— Extract provided —
It is December 31, the very last day of 2017.
And I haven't even considered New Year's Resolutions. Normally? have them carefully outlined. But this year? Nothing. I honestly have barely even thought about it. I'm not entirely sure why I've been negligent in this arena. Maybe it's because I am surrounded by so much family at the moment -- which, of course is a beautiful thing. Currently in my living room I have a couple of nephews, my girls and their boys, and Jace. My home is relatively small and yet we are all cohabiting in a rather peaceful, fun-filled manner.
I can't even think about the fact that they will all be heading back to their respective homes in a few short days. I prefer to just stay present, living in the moment, so that I don't have to deal with that reality.
Or...maybe I haven't thought about it because I am hanging onto 2017 for as long as possible. 2017 has been good to me, to my family. I am deeply deeply grateful.
Or maybe it is because I don't trust myself. I am really gifted when it comes to having great intentions and then life gets in the way, or I settle back into the comfort of my old bad habits and such.

— Short task —
Answer these from the New Year's resolutions post:
1. What date does the post say it is?
2. Who is currently in the writer's living room?
3. What does the writer say 2017 has been like for the writer and family?

— Records shown —
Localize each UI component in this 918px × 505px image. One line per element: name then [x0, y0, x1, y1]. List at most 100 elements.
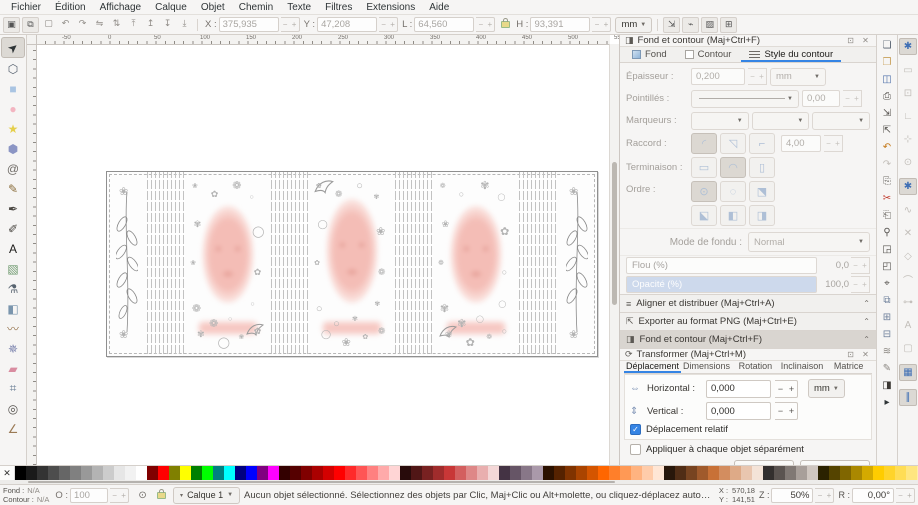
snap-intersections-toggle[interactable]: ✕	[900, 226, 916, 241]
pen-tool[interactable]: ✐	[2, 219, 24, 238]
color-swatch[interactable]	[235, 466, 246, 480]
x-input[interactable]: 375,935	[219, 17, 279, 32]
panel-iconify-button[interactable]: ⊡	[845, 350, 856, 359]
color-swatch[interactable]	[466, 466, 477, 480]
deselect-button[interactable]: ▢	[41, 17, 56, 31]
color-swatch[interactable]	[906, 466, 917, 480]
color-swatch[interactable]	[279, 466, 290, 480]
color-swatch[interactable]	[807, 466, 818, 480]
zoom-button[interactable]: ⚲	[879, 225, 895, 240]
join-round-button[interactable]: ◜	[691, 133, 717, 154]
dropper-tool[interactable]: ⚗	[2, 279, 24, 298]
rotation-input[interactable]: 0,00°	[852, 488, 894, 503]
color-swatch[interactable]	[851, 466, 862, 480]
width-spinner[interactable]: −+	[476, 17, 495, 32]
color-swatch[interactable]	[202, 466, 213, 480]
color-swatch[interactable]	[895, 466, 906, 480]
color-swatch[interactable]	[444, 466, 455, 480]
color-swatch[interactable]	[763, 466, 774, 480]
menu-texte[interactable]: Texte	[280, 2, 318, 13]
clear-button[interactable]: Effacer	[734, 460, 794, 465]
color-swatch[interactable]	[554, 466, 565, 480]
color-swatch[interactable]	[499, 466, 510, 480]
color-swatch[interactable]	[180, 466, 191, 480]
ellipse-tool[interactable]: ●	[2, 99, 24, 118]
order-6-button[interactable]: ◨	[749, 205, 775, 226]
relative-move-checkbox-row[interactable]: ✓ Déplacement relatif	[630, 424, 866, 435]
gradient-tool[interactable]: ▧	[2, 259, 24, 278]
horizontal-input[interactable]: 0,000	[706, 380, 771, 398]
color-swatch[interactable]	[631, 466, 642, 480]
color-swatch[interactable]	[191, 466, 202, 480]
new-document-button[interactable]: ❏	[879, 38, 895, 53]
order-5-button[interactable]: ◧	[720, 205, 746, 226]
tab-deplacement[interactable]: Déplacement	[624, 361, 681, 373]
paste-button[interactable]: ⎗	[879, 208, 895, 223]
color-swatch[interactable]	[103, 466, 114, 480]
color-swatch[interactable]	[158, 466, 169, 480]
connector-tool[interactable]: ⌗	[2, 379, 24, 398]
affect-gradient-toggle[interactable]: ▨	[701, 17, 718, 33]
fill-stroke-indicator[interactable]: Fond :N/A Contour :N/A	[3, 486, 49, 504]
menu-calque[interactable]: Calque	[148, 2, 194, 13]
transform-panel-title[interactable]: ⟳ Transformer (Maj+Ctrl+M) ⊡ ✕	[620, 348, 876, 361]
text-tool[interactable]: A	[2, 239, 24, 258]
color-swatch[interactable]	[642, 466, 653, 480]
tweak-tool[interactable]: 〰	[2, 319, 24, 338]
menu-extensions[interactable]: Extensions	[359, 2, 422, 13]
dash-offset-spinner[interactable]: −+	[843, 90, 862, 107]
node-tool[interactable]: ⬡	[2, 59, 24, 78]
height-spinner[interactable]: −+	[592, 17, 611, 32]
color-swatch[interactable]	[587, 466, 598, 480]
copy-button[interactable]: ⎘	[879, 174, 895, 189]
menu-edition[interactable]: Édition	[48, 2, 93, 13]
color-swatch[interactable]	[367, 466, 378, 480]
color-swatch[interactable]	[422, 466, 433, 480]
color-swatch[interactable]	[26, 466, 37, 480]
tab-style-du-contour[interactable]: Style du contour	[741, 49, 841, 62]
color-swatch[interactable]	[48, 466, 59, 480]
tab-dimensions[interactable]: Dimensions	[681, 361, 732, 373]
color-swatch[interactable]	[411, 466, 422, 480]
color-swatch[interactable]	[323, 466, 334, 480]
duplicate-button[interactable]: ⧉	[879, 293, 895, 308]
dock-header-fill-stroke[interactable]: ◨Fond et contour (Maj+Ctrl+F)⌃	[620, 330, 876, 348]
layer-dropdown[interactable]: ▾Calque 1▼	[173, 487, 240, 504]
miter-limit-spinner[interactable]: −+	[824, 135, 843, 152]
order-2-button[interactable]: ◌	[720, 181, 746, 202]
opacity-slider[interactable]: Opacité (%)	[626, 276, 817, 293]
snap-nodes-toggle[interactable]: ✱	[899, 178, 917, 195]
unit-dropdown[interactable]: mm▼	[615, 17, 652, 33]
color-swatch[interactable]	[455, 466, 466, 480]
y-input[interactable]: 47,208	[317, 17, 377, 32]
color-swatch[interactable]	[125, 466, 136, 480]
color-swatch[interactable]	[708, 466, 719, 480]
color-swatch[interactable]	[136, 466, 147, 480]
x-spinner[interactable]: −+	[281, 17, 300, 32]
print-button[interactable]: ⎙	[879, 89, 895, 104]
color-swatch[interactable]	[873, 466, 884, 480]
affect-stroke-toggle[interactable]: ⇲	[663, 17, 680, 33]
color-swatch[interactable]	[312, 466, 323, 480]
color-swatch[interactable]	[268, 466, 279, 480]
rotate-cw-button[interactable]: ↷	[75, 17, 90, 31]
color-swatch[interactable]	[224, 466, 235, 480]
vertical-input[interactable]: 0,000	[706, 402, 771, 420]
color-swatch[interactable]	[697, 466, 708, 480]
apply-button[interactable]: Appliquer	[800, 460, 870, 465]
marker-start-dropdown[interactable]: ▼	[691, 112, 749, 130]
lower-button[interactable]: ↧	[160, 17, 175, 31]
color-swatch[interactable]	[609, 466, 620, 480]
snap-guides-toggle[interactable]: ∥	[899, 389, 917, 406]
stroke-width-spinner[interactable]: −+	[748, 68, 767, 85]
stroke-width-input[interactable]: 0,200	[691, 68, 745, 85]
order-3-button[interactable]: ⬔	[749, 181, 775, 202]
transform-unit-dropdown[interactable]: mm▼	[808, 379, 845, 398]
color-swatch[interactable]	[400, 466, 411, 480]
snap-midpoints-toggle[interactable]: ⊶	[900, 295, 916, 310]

— Final result —
1. December 31, 2017.
2. A couple of nephews, the writer's girls and their boys, and Jace.
3. It has been good to them.